§ **WRITTEN TASK**
From the entries below, copy out every line with "Starting" in it.

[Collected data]
== == ==

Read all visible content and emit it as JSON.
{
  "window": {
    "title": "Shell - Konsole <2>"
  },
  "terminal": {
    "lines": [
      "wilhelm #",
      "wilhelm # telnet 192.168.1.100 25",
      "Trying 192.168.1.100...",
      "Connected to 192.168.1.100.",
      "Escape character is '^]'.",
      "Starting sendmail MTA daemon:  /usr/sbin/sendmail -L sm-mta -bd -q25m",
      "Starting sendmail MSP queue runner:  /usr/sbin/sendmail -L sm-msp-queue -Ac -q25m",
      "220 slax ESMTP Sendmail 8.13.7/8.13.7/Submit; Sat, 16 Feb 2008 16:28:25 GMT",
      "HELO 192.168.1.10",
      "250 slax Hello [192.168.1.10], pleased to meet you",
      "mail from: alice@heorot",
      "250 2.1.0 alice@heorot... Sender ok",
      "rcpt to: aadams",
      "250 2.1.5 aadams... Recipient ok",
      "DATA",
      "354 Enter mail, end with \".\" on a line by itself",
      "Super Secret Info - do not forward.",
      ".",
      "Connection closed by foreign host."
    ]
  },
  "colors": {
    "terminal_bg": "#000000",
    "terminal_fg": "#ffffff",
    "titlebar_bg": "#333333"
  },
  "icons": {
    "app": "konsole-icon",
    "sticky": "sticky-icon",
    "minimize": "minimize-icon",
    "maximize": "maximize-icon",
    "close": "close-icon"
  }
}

== == ==

§ **ANSWER TO THIS PROBLEM**
      "Starting sendmail MTA daemon:  /usr/sbin/sendmail -L sm-mta -bd -q25m",
      "Starting sendmail MSP queue runner:  /usr/sbin/sendmail -L sm-msp-queue -Ac -q25m",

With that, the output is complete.